▸ **What is expected**
From the entries that follow, list every line in which the string "title" appears.

▸ **Excerpted data**
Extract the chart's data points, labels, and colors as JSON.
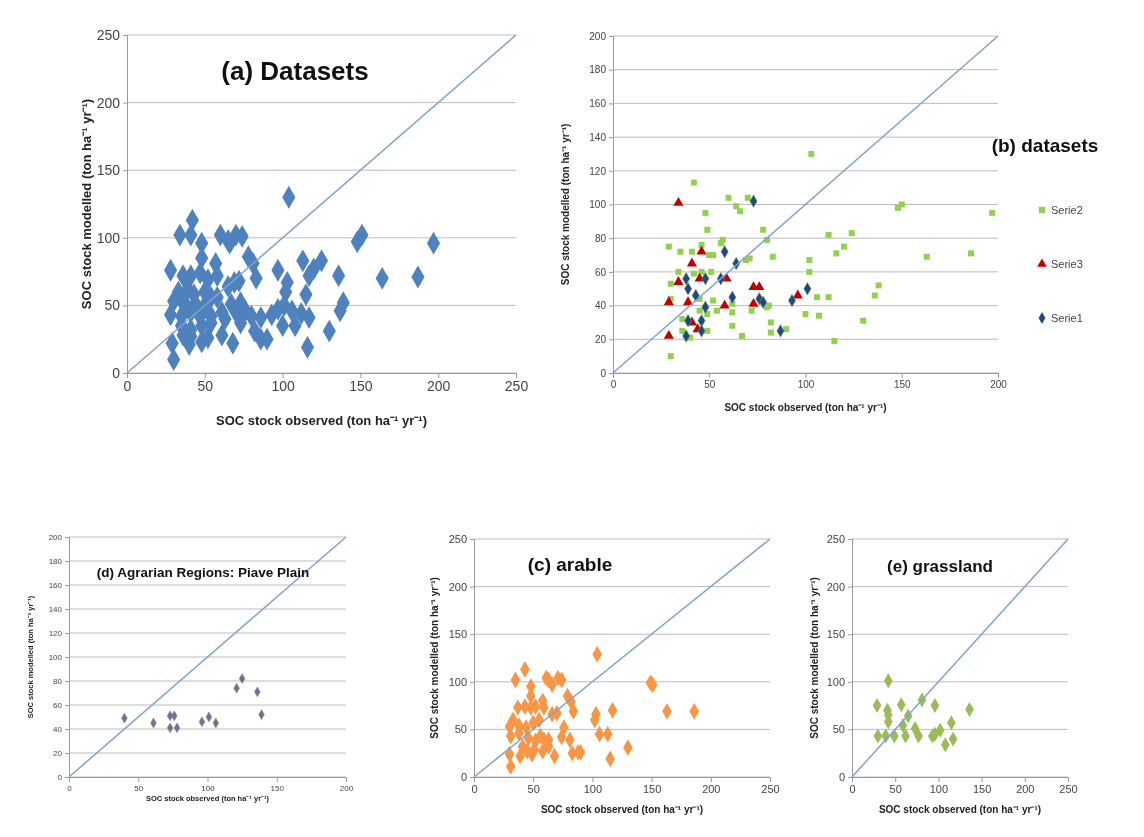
{
  "chart_data": [
    {
      "type": "scatter",
      "title": "(a) Datasets",
      "xlabel": "SOC stock observed (ton ha⁻¹ yr⁻¹)",
      "ylabel": "SOC stock modelled (ton ha⁻¹ yr⁻¹)",
      "xlim": [
        0,
        250
      ],
      "ylim": [
        0,
        250
      ],
      "xticks": [
        0,
        50,
        100,
        150,
        200,
        250
      ],
      "yticks": [
        0,
        50,
        100,
        150,
        200,
        250
      ],
      "grid": "y",
      "series": [
        {
          "type": "scatter",
          "marker": "diamond",
          "color": "#4f81bd",
          "x": [
            104,
            42,
            34,
            41,
            60,
            65,
            70,
            74,
            66,
            48,
            48,
            78,
            81,
            151,
            148,
            197,
            28,
            36,
            41,
            47,
            52,
            57,
            58,
            65,
            69,
            72,
            83,
            97,
            113,
            125,
            120,
            117,
            136,
            164,
            187,
            103,
            102,
            115,
            33,
            39,
            43,
            50,
            54,
            58,
            30,
            36,
            39,
            44,
            50,
            67,
            73,
            76,
            139,
            137,
            28,
            35,
            41,
            47,
            54,
            61,
            63,
            71,
            73,
            80,
            86,
            93,
            97,
            101,
            106,
            112,
            117,
            35,
            41,
            48,
            54,
            61,
            68,
            82,
            86,
            90,
            100,
            108,
            130,
            116,
            29,
            40,
            48,
            30,
            36,
            41,
            52
          ],
          "values": [
            130,
            113,
            102,
            102,
            102,
            98,
            102,
            101,
            96,
            96,
            85,
            86,
            81,
            102,
            97,
            96,
            76,
            72,
            72,
            74,
            69,
            81,
            72,
            64,
            67,
            68,
            70,
            76,
            83,
            83,
            77,
            72,
            72,
            70,
            71,
            67,
            60,
            58,
            60,
            62,
            58,
            60,
            56,
            56,
            53,
            52,
            48,
            51,
            50,
            51,
            52,
            46,
            52,
            46,
            43,
            42,
            45,
            42,
            42,
            45,
            40,
            43,
            37,
            42,
            41,
            43,
            47,
            50,
            46,
            44,
            41,
            35,
            32,
            35,
            37,
            28,
            22,
            31,
            25,
            25,
            35,
            35,
            31,
            19,
            22,
            21,
            23,
            10,
            28,
            27,
            26
          ]
        },
        {
          "type": "line",
          "marker": "none",
          "line_style": "solid",
          "color": "#7ea3d3",
          "x": [
            0,
            250
          ],
          "values": [
            0,
            250
          ]
        }
      ]
    },
    {
      "type": "scatter",
      "title": "(b) datasets",
      "xlabel": "SOC stock observed (ton ha⁻¹ yr⁻¹)",
      "ylabel": "SOC stock modelled (ton ha⁻¹ yr⁻¹)",
      "xlim": [
        0,
        200
      ],
      "ylim": [
        0,
        200
      ],
      "xticks": [
        0,
        50,
        100,
        150,
        200
      ],
      "yticks": [
        0,
        20,
        40,
        60,
        80,
        100,
        120,
        140,
        160,
        180,
        200
      ],
      "grid": "y",
      "legend": "right",
      "series": [
        {
          "name": "Serie2",
          "type": "scatter",
          "marker": "square",
          "color": "#92d050",
          "x": [
            103,
            42,
            60,
            70,
            64,
            66,
            48,
            148,
            150,
            197,
            49,
            78,
            57,
            56,
            80,
            112,
            124,
            120,
            116,
            29,
            35,
            41,
            46,
            50,
            52,
            69,
            71,
            83,
            163,
            186,
            102,
            102,
            34,
            42,
            46,
            51,
            30,
            30,
            45,
            52,
            62,
            81,
            106,
            112,
            136,
            138,
            45,
            49,
            54,
            62,
            72,
            80,
            100,
            107,
            36,
            36,
            62,
            82,
            82,
            90,
            130,
            49,
            40,
            67,
            115,
            30
          ],
          "values": [
            130,
            113,
            104,
            104,
            99,
            96,
            95,
            98,
            100,
            95,
            85,
            85,
            79,
            77,
            79,
            82,
            83,
            75,
            71,
            75,
            72,
            72,
            76,
            70,
            70,
            67,
            68,
            69,
            69,
            71,
            67,
            60,
            60,
            59,
            60,
            60,
            53,
            44,
            44,
            43,
            41,
            40,
            45,
            45,
            46,
            52,
            37,
            35,
            37,
            36,
            37,
            39,
            35,
            34,
            32,
            25,
            28,
            30,
            24,
            26,
            31,
            25,
            21,
            22,
            19,
            10
          ]
        },
        {
          "name": "Serie3",
          "type": "scatter",
          "marker": "triangle",
          "color": "#c00000",
          "x": [
            34,
            46,
            41,
            34,
            45,
            59,
            73,
            76,
            29,
            39,
            58,
            73,
            96,
            44,
            41,
            29
          ],
          "values": [
            101,
            72,
            65,
            54,
            56,
            56,
            51,
            51,
            42,
            42,
            40,
            41,
            46,
            26,
            30,
            22
          ]
        },
        {
          "name": "Serie1",
          "type": "scatter",
          "marker": "diamond",
          "color": "#1f497d",
          "x": [
            73,
            58,
            64,
            38,
            48,
            56,
            39,
            43,
            48,
            62,
            76,
            78,
            93,
            101,
            39,
            46,
            38,
            46,
            87
          ],
          "values": [
            102,
            72,
            65,
            56,
            56,
            56,
            50,
            46,
            39,
            45,
            44,
            42,
            43,
            50,
            31,
            31,
            22,
            25,
            25
          ]
        },
        {
          "type": "line",
          "marker": "none",
          "line_style": "solid",
          "color": "#7ea3d3",
          "x": [
            0,
            200
          ],
          "values": [
            0,
            200
          ]
        }
      ]
    },
    {
      "type": "scatter",
      "title": "(d) Agrarian Regions: Piave Plain",
      "xlabel": "SOC stock observed (ton ha⁻¹ yr⁻¹)",
      "ylabel": "SOC stock modelled (ton ha⁻¹ yr⁻¹)",
      "xlim": [
        0,
        200
      ],
      "ylim": [
        0,
        200
      ],
      "xticks": [
        0,
        50,
        100,
        150,
        200
      ],
      "yticks": [
        0,
        20,
        40,
        60,
        80,
        100,
        120,
        140,
        160,
        180,
        200
      ],
      "grid": "y",
      "series": [
        {
          "type": "scatter",
          "marker": "diamond",
          "color": "#8064a2",
          "x": [
            40,
            61,
            73,
            76,
            73,
            78,
            96,
            101,
            106,
            121,
            125,
            136,
            139
          ],
          "values": [
            49,
            45,
            51,
            51,
            41,
            41,
            46,
            50,
            45,
            74,
            82,
            71,
            52
          ]
        },
        {
          "type": "line",
          "marker": "none",
          "line_style": "solid",
          "color": "#7ea3d3",
          "x": [
            0,
            200
          ],
          "values": [
            0,
            200
          ]
        }
      ]
    },
    {
      "type": "scatter",
      "title": "(c) arable",
      "xlabel": "SOC stock observed (ton ha⁻¹ yr⁻¹)",
      "ylabel": "SOC stock modelled (ton ha⁻¹ yr⁻¹)",
      "xlim": [
        0,
        250
      ],
      "ylim": [
        0,
        250
      ],
      "xticks": [
        0,
        50,
        100,
        150,
        200,
        250
      ],
      "yticks": [
        0,
        50,
        100,
        150,
        200,
        250
      ],
      "grid": "y",
      "series": [
        {
          "type": "scatter",
          "marker": "diamond",
          "color": "#f79646",
          "x": [
            104,
            43,
            35,
            61,
            63,
            71,
            74,
            66,
            48,
            48,
            79,
            82,
            149,
            151,
            84,
            117,
            163,
            186,
            103,
            102,
            106,
            113,
            130,
            115,
            37,
            43,
            48,
            52,
            58,
            59,
            66,
            70,
            76,
            74,
            81,
            83,
            88,
            90,
            33,
            38,
            44,
            50,
            55,
            30,
            31,
            38,
            46,
            52,
            56,
            59,
            63,
            41,
            45,
            51,
            58,
            63,
            30,
            39,
            49,
            68,
            31
          ],
          "values": [
            129,
            113,
            102,
            104,
            102,
            104,
            102,
            97,
            95,
            85,
            85,
            79,
            99,
            97,
            69,
            70,
            69,
            69,
            66,
            60,
            45,
            45,
            31,
            19,
            73,
            74,
            73,
            74,
            80,
            73,
            66,
            67,
            52,
            42,
            39,
            25,
            26,
            26,
            60,
            54,
            52,
            57,
            60,
            53,
            43,
            46,
            41,
            38,
            43,
            39,
            39,
            32,
            27,
            29,
            27,
            32,
            24,
            22,
            24,
            22,
            11
          ]
        },
        {
          "type": "line",
          "marker": "none",
          "line_style": "solid",
          "color": "#7ea3d3",
          "x": [
            0,
            250
          ],
          "values": [
            0,
            250
          ]
        }
      ]
    },
    {
      "type": "scatter",
      "title": "(e) grassland",
      "xlabel": "SOC stock observed (ton ha⁻¹ yr⁻¹)",
      "ylabel": "SOC stock modelled (ton ha⁻¹ yr⁻¹)",
      "xlim": [
        0,
        250
      ],
      "ylim": [
        0,
        250
      ],
      "xticks": [
        0,
        50,
        100,
        150,
        200,
        250
      ],
      "yticks": [
        0,
        50,
        100,
        150,
        200,
        250
      ],
      "grid": "y",
      "series": [
        {
          "type": "scatter",
          "marker": "diamond",
          "color": "#9bbb59",
          "x": [
            42,
            29,
            57,
            81,
            96,
            136,
            41,
            42,
            42,
            65,
            59,
            73,
            115,
            30,
            39,
            49,
            62,
            77,
            93,
            96,
            102,
            108,
            117
          ],
          "values": [
            101,
            75,
            76,
            81,
            75,
            71,
            70,
            65,
            58,
            64,
            54,
            51,
            57,
            43,
            43,
            43,
            43,
            43,
            43,
            45,
            49,
            34,
            40
          ]
        },
        {
          "type": "line",
          "marker": "none",
          "line_style": "solid",
          "color": "#7ea3d3",
          "x": [
            0,
            250
          ],
          "values": [
            0,
            250
          ]
        }
      ]
    }
  ]
}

▸ **Task answer**
      "title": "(a) Datasets",
      "title": "(b) datasets",
      "title": "(d) Agrarian Regions: Piave Plain",
      "title": "(c) arable",
      "title": "(e) grassland",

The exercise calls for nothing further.